Task prompt
The entries are to be returned exactly, with images left out.

Stored entries

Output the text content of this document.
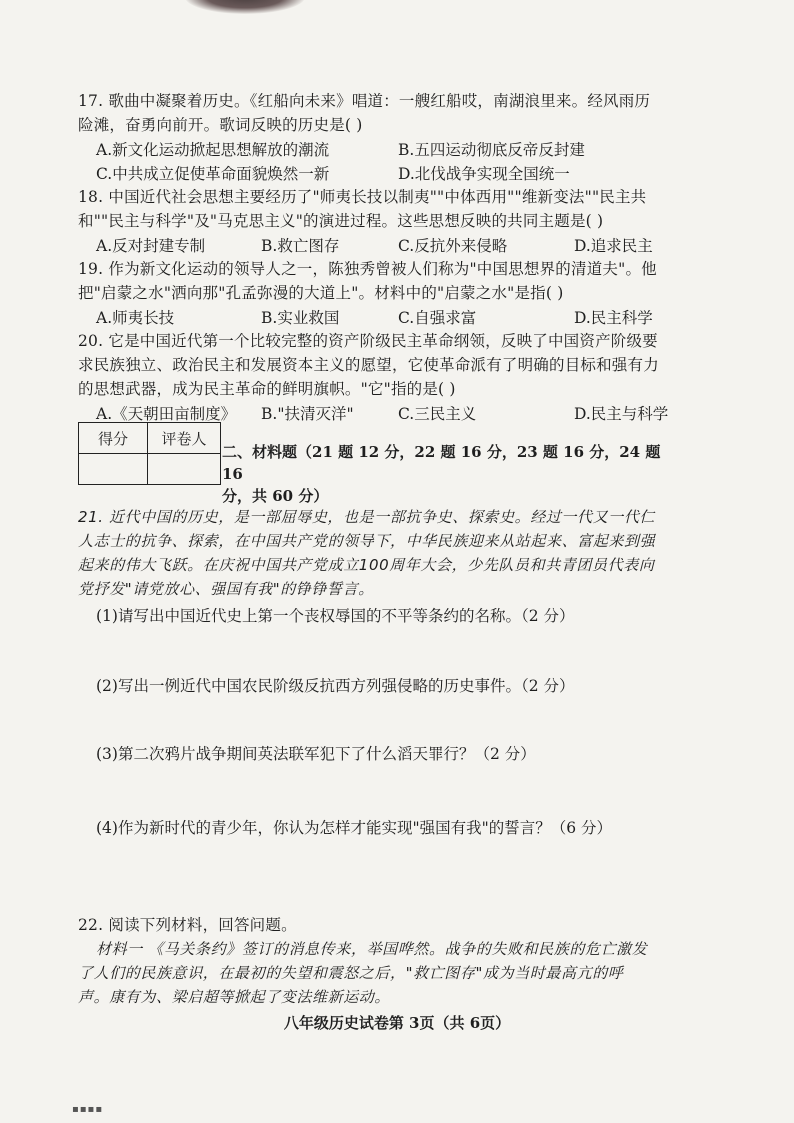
17. 歌曲中凝聚着历史。《红船向未来》唱道：一艘红船哎，南湖浪里来。经风雨历
险滩，奋勇向前开。歌词反映的历史是( )
A.新文化运动掀起思想解放的潮流	B.五四运动彻底反帝反封建
C.中共成立促使革命面貌焕然一新	D.北伐战争实现全国统一
18. 中国近代社会思想主要经历了"师夷长技以制夷""中体西用""维新变法""民主共
和""民主与科学"及"马克思主义"的演进过程。这些思想反映的共同主题是( )
A.反对封建专制	B.救亡图存	C.反抗外来侵略	D.追求民主
19. 作为新文化运动的领导人之一，陈独秀曾被人们称为"中国思想界的清道夫"。他
把"启蒙之水"洒向那"孔孟弥漫的大道上"。材料中的"启蒙之水"是指( )
A.师夷长技	B.实业救国	C.自强求富	D.民主科学
20. 它是中国近代第一个比较完整的资产阶级民主革命纲领，反映了中国资产阶级要
求民族独立、政治民主和发展资本主义的愿望，它使革命派有了明确的目标和强有力
的思想武器，成为民主革命的鲜明旗帜。"它"指的是( )
A.《天朝田亩制度》 B."扶清灭洋"	C.三民主义	D.民主与科学
得分	评卷人

二、材料题（21 题 12 分，22 题 16 分，23 题 16 分，24 题 16
分，共 60 分）
21. 近代中国的历史，是一部屈辱史，也是一部抗争史、探索史。经过一代又一代仁
人志士的抗争、探索，在中国共产党的领导下，中华民族迎来从站起来、富起来到强
起来的伟大飞跃。在庆祝中国共产党成立100周年大会，少先队员和共青团员代表向
党抒发"请党放心、强国有我"的铮铮誓言。
(1)请写出中国近代史上第一个丧权辱国的不平等条约的名称。（2 分）
(2)写出一例近代中国农民阶级反抗西方列强侵略的历史事件。（2 分）
(3)第二次鸦片战争期间英法联军犯下了什么滔天罪行？（2 分）
(4)作为新时代的青少年，你认为怎样才能实现"强国有我"的誓言？（6 分）
22. 阅读下列材料，回答问题。
材料一 《马关条约》签订的消息传来，举国哗然。战争的失败和民族的危亡激发
了人们的民族意识，在最初的失望和震怒之后，"救亡图存"成为当时最高亢的呼
声。康有为、梁启超等掀起了变法维新运动。
八年级历史试卷第 3页（共 6页）
▪▪▪▪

Answer below
Output the text content of this document.
17. 歌曲中凝聚着历史。《红船向未来》唱道：一艘红船哎，南湖浪里来。经风雨历
险滩，奋勇向前开。歌词反映的历史是( )
A.新文化运动掀起思想解放的潮流	B.五四运动彻底反帝反封建
C.中共成立促使革命面貌焕然一新	D.北伐战争实现全国统一
18. 中国近代社会思想主要经历了"师夷长技以制夷""中体西用""维新变法""民主共
和""民主与科学"及"马克思主义"的演进过程。这些思想反映的共同主题是( )
A.反对封建专制	B.救亡图存	C.反抗外来侵略	D.追求民主
19. 作为新文化运动的领导人之一，陈独秀曾被人们称为"中国思想界的清道夫"。他
把"启蒙之水"洒向那"孔孟弥漫的大道上"。材料中的"启蒙之水"是指( )
A.师夷长技	B.实业救国	C.自强求富	D.民主科学
20. 它是中国近代第一个比较完整的资产阶级民主革命纲领，反映了中国资产阶级要
求民族独立、政治民主和发展资本主义的愿望，它使革命派有了明确的目标和强有力
的思想武器，成为民主革命的鲜明旗帜。"它"指的是( )
A.《天朝田亩制度》 B."扶清灭洋"	C.三民主义	D.民主与科学
得分	评卷人

二、材料题（21 题 12 分，22 题 16 分，23 题 16 分，24 题 16
分，共 60 分）
21. 近代中国的历史，是一部屈辱史，也是一部抗争史、探索史。经过一代又一代仁
人志士的抗争、探索，在中国共产党的领导下，中华民族迎来从站起来、富起来到强
起来的伟大飞跃。在庆祝中国共产党成立100周年大会，少先队员和共青团员代表向
党抒发"请党放心、强国有我"的铮铮誓言。
(1)请写出中国近代史上第一个丧权辱国的不平等条约的名称。（2 分）
(2)写出一例近代中国农民阶级反抗西方列强侵略的历史事件。（2 分）
(3)第二次鸦片战争期间英法联军犯下了什么滔天罪行？（2 分）
(4)作为新时代的青少年，你认为怎样才能实现"强国有我"的誓言？（6 分）
22. 阅读下列材料，回答问题。
材料一 《马关条约》签订的消息传来，举国哗然。战争的失败和民族的危亡激发
了人们的民族意识，在最初的失望和震怒之后，"救亡图存"成为当时最高亢的呼
声。康有为、梁启超等掀起了变法维新运动。
八年级历史试卷第 3页（共 6页）
▪▪▪▪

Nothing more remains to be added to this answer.